=== Instructions for the task ===
Wherever the word "name" turns up in a line of the entries, copy that line.

=== Provided entries ===
+===+

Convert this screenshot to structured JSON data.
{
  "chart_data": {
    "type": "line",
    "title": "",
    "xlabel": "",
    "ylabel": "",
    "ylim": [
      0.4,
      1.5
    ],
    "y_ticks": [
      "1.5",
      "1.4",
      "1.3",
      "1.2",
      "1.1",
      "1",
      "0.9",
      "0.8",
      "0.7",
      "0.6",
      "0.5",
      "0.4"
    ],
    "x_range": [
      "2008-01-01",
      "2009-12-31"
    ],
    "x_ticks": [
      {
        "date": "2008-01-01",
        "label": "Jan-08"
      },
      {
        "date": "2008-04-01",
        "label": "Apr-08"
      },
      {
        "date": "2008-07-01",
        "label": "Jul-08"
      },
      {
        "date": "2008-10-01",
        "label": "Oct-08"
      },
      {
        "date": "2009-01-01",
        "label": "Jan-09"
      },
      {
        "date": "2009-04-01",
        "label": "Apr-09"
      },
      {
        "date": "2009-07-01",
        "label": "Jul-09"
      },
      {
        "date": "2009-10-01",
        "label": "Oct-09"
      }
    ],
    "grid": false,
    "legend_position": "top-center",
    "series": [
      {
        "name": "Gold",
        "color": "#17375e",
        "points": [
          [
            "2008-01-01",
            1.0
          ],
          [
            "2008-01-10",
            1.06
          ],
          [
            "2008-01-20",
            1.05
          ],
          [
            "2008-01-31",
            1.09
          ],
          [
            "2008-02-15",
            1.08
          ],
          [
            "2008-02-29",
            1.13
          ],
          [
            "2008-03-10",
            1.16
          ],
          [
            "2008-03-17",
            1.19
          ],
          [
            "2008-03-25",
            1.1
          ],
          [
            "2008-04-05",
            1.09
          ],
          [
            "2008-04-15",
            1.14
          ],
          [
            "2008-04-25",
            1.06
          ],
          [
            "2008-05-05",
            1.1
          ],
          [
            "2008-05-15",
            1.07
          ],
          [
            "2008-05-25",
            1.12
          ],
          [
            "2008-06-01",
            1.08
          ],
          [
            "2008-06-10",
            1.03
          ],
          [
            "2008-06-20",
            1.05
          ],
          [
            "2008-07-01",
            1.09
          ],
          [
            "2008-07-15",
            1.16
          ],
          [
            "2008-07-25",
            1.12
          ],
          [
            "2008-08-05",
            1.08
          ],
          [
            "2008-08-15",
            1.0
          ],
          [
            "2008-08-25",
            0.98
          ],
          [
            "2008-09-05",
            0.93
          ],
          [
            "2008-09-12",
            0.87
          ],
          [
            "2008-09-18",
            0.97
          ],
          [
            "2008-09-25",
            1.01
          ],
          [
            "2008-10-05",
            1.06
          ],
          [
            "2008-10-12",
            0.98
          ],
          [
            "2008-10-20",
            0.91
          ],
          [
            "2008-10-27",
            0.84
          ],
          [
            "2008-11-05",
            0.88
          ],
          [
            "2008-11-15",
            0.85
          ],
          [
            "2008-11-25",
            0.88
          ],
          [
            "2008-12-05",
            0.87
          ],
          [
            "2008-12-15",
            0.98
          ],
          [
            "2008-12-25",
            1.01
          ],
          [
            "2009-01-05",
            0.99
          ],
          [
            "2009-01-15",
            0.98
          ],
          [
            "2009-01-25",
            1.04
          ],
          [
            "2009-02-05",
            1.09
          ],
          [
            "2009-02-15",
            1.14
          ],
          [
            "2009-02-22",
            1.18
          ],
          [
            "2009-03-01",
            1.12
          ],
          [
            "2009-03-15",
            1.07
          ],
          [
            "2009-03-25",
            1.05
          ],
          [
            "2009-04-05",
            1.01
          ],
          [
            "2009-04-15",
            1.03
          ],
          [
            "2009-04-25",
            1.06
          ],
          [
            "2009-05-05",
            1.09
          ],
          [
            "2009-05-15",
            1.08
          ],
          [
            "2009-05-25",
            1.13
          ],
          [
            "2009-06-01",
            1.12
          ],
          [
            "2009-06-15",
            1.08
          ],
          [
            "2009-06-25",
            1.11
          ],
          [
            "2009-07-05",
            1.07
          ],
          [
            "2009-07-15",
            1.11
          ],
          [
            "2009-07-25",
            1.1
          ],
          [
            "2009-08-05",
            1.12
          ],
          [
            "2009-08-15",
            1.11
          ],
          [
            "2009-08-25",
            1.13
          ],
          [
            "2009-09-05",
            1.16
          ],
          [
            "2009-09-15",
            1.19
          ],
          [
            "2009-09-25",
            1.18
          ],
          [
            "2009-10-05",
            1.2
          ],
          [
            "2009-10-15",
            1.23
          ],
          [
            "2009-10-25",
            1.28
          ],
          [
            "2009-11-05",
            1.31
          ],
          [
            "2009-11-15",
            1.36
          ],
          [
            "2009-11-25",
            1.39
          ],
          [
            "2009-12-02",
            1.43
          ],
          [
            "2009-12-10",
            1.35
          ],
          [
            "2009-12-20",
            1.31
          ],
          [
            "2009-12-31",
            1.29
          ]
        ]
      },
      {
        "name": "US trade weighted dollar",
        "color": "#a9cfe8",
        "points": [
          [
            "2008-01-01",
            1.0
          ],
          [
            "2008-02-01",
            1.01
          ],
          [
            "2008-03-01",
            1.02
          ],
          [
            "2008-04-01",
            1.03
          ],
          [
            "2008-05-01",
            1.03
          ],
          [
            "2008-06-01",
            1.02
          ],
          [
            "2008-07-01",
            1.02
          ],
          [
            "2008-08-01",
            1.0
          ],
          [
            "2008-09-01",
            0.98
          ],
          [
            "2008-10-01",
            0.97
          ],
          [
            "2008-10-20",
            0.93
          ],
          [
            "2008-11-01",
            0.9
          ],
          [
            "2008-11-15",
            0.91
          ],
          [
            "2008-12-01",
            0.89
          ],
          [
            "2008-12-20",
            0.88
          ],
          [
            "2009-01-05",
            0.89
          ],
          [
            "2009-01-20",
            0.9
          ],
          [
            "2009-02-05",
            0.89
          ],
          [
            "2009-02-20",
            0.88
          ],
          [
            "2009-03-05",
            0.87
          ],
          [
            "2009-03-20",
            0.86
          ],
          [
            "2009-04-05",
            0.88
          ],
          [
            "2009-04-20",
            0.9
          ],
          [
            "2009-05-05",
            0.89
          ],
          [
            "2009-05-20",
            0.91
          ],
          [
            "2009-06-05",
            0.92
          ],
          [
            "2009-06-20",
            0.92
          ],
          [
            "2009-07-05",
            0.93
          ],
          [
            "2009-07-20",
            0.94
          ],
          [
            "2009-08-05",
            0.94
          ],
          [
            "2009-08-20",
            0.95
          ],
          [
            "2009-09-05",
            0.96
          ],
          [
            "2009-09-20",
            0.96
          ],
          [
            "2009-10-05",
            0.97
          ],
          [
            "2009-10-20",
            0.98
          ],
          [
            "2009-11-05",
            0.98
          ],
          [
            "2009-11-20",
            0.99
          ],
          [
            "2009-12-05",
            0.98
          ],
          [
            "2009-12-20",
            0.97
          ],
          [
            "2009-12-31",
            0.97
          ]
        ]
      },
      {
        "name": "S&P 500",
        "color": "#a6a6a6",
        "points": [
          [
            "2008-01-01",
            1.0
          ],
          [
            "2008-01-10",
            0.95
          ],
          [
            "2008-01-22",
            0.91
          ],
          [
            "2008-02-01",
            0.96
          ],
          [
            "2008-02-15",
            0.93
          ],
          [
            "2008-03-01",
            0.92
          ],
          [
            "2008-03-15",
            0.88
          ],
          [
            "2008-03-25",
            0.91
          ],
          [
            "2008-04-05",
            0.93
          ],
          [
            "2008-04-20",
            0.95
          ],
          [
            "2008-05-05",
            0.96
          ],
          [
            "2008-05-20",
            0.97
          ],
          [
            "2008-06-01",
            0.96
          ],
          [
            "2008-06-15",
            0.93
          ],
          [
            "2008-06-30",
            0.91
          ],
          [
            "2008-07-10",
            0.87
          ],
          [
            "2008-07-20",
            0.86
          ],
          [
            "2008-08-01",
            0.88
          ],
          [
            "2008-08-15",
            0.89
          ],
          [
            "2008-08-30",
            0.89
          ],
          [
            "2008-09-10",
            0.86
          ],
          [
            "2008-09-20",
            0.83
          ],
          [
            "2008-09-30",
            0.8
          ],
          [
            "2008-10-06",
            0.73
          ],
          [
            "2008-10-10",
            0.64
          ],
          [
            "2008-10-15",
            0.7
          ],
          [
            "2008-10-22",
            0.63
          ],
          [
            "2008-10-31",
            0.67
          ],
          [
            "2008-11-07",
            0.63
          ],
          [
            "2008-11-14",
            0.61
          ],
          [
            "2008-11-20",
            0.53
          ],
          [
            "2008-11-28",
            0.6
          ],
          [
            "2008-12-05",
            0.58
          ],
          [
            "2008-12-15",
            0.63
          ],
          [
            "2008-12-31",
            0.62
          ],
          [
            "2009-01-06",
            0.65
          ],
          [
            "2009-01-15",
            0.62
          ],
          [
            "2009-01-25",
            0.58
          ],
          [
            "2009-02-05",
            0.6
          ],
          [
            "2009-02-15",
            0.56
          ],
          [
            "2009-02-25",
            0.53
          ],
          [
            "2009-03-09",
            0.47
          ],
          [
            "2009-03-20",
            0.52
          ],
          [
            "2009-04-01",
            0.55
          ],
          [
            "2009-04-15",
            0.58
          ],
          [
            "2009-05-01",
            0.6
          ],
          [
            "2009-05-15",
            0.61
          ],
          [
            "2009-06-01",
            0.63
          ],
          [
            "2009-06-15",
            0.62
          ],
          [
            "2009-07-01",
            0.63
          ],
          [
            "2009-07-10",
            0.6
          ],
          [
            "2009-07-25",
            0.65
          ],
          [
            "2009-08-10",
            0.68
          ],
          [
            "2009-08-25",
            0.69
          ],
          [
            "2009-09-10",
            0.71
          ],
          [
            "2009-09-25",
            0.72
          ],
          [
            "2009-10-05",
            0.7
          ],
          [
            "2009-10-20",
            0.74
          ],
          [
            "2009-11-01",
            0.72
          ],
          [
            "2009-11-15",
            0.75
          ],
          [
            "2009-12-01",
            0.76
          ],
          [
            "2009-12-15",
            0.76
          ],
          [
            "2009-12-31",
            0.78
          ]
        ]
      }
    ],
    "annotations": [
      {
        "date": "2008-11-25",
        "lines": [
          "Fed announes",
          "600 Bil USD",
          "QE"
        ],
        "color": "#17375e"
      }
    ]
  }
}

+===+

=== Task answer ===
        "name": "Gold",
        "name": "US trade weighted dollar",
        "name": "S&P 500",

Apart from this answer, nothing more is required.